─── Items ───

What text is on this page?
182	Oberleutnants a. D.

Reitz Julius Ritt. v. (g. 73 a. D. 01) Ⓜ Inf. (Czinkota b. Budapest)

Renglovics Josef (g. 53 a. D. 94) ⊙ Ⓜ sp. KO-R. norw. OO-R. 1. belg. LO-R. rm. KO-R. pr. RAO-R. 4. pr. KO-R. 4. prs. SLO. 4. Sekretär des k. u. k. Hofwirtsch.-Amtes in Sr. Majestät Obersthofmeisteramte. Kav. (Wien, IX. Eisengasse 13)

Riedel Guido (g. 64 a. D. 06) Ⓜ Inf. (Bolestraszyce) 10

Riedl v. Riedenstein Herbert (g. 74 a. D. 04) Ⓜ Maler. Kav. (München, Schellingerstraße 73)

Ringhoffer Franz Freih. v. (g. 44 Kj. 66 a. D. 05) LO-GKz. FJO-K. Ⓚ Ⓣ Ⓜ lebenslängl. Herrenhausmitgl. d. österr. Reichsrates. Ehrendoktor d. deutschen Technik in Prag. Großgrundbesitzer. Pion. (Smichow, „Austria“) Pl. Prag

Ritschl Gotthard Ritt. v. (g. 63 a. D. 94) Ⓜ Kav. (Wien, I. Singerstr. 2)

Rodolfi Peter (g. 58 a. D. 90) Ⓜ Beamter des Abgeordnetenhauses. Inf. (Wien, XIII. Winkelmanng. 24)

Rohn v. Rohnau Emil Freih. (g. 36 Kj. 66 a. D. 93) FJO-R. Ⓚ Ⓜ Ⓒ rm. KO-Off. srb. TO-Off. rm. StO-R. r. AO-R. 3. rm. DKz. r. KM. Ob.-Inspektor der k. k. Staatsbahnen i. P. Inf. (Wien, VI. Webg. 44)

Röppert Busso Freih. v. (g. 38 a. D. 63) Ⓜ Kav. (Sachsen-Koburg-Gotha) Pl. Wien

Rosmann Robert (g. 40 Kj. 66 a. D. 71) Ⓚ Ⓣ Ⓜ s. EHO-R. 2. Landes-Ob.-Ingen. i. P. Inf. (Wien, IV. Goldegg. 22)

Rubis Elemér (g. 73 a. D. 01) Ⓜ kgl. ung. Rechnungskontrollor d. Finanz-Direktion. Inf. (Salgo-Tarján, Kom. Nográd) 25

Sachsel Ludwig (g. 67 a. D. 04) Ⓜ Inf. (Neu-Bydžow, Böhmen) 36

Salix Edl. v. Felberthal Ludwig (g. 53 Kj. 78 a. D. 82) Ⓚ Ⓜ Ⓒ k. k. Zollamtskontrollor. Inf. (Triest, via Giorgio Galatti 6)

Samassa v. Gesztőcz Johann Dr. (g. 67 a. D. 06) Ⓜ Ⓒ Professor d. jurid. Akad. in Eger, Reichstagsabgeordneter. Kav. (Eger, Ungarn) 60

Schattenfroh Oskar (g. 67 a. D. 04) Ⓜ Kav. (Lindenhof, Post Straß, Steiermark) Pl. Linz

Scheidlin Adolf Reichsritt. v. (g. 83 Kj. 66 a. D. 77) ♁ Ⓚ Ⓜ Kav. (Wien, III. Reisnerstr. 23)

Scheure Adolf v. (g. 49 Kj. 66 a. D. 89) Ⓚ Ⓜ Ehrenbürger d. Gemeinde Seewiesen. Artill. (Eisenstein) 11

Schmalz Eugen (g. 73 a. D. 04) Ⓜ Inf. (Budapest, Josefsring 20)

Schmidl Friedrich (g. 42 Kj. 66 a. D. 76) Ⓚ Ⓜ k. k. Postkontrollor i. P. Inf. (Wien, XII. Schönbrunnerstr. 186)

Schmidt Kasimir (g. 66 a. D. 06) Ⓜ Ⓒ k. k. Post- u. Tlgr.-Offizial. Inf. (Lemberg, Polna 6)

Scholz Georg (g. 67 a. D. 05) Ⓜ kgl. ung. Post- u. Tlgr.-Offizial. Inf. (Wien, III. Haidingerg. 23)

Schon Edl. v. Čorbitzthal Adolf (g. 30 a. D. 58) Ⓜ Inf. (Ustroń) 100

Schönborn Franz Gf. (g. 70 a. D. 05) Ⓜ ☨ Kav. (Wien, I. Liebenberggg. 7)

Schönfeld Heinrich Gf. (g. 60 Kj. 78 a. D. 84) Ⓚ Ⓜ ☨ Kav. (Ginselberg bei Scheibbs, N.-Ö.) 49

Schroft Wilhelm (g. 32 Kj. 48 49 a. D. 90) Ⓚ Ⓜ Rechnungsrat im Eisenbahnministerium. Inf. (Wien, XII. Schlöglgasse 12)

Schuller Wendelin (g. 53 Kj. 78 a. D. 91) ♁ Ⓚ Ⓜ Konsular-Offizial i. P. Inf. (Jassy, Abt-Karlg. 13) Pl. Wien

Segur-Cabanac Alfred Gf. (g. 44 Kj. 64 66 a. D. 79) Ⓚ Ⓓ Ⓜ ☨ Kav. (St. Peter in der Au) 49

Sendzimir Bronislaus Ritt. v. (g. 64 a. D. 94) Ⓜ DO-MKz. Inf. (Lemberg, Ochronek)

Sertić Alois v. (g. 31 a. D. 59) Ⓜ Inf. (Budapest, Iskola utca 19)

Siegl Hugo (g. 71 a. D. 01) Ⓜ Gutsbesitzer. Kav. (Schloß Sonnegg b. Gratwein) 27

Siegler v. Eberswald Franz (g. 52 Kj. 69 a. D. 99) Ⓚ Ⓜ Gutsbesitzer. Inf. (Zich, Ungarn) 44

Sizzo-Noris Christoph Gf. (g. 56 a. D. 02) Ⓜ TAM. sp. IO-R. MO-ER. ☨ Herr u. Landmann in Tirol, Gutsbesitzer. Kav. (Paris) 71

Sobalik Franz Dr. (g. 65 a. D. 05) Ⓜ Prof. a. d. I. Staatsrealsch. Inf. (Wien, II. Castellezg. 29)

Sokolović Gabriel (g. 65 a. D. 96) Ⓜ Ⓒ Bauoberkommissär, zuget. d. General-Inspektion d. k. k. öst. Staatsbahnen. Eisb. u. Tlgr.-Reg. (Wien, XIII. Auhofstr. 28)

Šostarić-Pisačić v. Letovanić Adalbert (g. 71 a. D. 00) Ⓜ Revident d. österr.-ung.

───

▶ Task to carry out:
Reproduce the records above exactly.

▶ Task result:
What text is on this page?
182	Oberleutnants a. D.

Reitz Julius Ritt. v. (g. 73 a. D. 01) Ⓜ Inf. (Czinkota b. Budapest)

Renglovics Josef (g. 53 a. D. 94) ⊙ Ⓜ sp. KO-R. norw. OO-R. 1. belg. LO-R. rm. KO-R. pr. RAO-R. 4. pr. KO-R. 4. prs. SLO. 4. Sekretär des k. u. k. Hofwirtsch.-Amtes in Sr. Majestät Obersthofmeisteramte. Kav. (Wien, IX. Eisengasse 13)

Riedel Guido (g. 64 a. D. 06) Ⓜ Inf. (Bolestraszyce) 10

Riedl v. Riedenstein Herbert (g. 74 a. D. 04) Ⓜ Maler. Kav. (München, Schellingerstraße 73)

Ringhoffer Franz Freih. v. (g. 44 Kj. 66 a. D. 05) LO-GKz. FJO-K. Ⓚ Ⓣ Ⓜ lebenslängl. Herrenhausmitgl. d. österr. Reichsrates. Ehrendoktor d. deutschen Technik in Prag. Großgrundbesitzer. Pion. (Smichow, „Austria“) Pl. Prag

Ritschl Gotthard Ritt. v. (g. 63 a. D. 94) Ⓜ Kav. (Wien, I. Singerstr. 2)

Rodolfi Peter (g. 58 a. D. 90) Ⓜ Beamter des Abgeordnetenhauses. Inf. (Wien, XIII. Winkelmanng. 24)

Rohn v. Rohnau Emil Freih. (g. 36 Kj. 66 a. D. 93) FJO-R. Ⓚ Ⓜ Ⓒ rm. KO-Off. srb. TO-Off. rm. StO-R. r. AO-R. 3. rm. DKz. r. KM. Ob.-Inspektor der k. k. Staatsbahnen i. P. Inf. (Wien, VI. Webg. 44)

Röppert Busso Freih. v. (g. 38 a. D. 63) Ⓜ Kav. (Sachsen-Koburg-Gotha) Pl. Wien

Rosmann Robert (g. 40 Kj. 66 a. D. 71) Ⓚ Ⓣ Ⓜ s. EHO-R. 2. Landes-Ob.-Ingen. i. P. Inf. (Wien, IV. Goldegg. 22)

Rubis Elemér (g. 73 a. D. 01) Ⓜ kgl. ung. Rechnungskontrollor d. Finanz-Direktion. Inf. (Salgo-Tarján, Kom. Nográd) 25

Sachsel Ludwig (g. 67 a. D. 04) Ⓜ Inf. (Neu-Bydžow, Böhmen) 36

Salix Edl. v. Felberthal Ludwig (g. 53 Kj. 78 a. D. 82) Ⓚ Ⓜ Ⓒ k. k. Zollamtskontrollor. Inf. (Triest, via Giorgio Galatti 6)

Samassa v. Gesztőcz Johann Dr. (g. 67 a. D. 06) Ⓜ Ⓒ Professor d. jurid. Akad. in Eger, Reichstagsabgeordneter. Kav. (Eger, Ungarn) 60

Schattenfroh Oskar (g. 67 a. D. 04) Ⓜ Kav. (Lindenhof, Post Straß, Steiermark) Pl. Linz

Scheidlin Adolf Reichsritt. v. (g. 83 Kj. 66 a. D. 77) ♁ Ⓚ Ⓜ Kav. (Wien, III. Reisnerstr. 23)

Scheure Adolf v. (g. 49 Kj. 66 a. D. 89) Ⓚ Ⓜ Ehrenbürger d. Gemeinde Seewiesen. Artill. (Eisenstein) 11

Schmalz Eugen (g. 73 a. D. 04) Ⓜ Inf. (Budapest, Josefsring 20)

Schmidl Friedrich (g. 42 Kj. 66 a. D. 76) Ⓚ Ⓜ k. k. Postkontrollor i. P. Inf. (Wien, XII. Schönbrunnerstr. 186)

Schmidt Kasimir (g. 66 a. D. 06) Ⓜ Ⓒ k. k. Post- u. Tlgr.-Offizial. Inf. (Lemberg, Polna 6)

Scholz Georg (g. 67 a. D. 05) Ⓜ kgl. ung. Post- u. Tlgr.-Offizial. Inf. (Wien, III. Haidingerg. 23)

Schon Edl. v. Čorbitzthal Adolf (g. 30 a. D. 58) Ⓜ Inf. (Ustroń) 100

Schönborn Franz Gf. (g. 70 a. D. 05) Ⓜ ☨ Kav. (Wien, I. Liebenberggg. 7)

Schönfeld Heinrich Gf. (g. 60 Kj. 78 a. D. 84) Ⓚ Ⓜ ☨ Kav. (Ginselberg bei Scheibbs, N.-Ö.) 49

Schroft Wilhelm (g. 32 Kj. 48 49 a. D. 90) Ⓚ Ⓜ Rechnungsrat im Eisenbahnministerium. Inf. (Wien, XII. Schlöglgasse 12)

Schuller Wendelin (g. 53 Kj. 78 a. D. 91) ♁ Ⓚ Ⓜ Konsular-Offizial i. P. Inf. (Jassy, Abt-Karlg. 13) Pl. Wien

Segur-Cabanac Alfred Gf. (g. 44 Kj. 64 66 a. D. 79) Ⓚ Ⓓ Ⓜ ☨ Kav. (St. Peter in der Au) 49

Sendzimir Bronislaus Ritt. v. (g. 64 a. D. 94) Ⓜ DO-MKz. Inf. (Lemberg, Ochronek)

Sertić Alois v. (g. 31 a. D. 59) Ⓜ Inf. (Budapest, Iskola utca 19)

Siegl Hugo (g. 71 a. D. 01) Ⓜ Gutsbesitzer. Kav. (Schloß Sonnegg b. Gratwein) 27

Siegler v. Eberswald Franz (g. 52 Kj. 69 a. D. 99) Ⓚ Ⓜ Gutsbesitzer. Inf. (Zich, Ungarn) 44

Sizzo-Noris Christoph Gf. (g. 56 a. D. 02) Ⓜ TAM. sp. IO-R. MO-ER. ☨ Herr u. Landmann in Tirol, Gutsbesitzer. Kav. (Paris) 71

Sobalik Franz Dr. (g. 65 a. D. 05) Ⓜ Prof. a. d. I. Staatsrealsch. Inf. (Wien, II. Castellezg. 29)

Sokolović Gabriel (g. 65 a. D. 96) Ⓜ Ⓒ Bauoberkommissär, zuget. d. General-Inspektion d. k. k. öst. Staatsbahnen. Eisb. u. Tlgr.-Reg. (Wien, XIII. Auhofstr. 28)

Šostarić-Pisačić v. Letovanić Adalbert (g. 71 a. D. 00) Ⓜ Revident d. österr.-ung.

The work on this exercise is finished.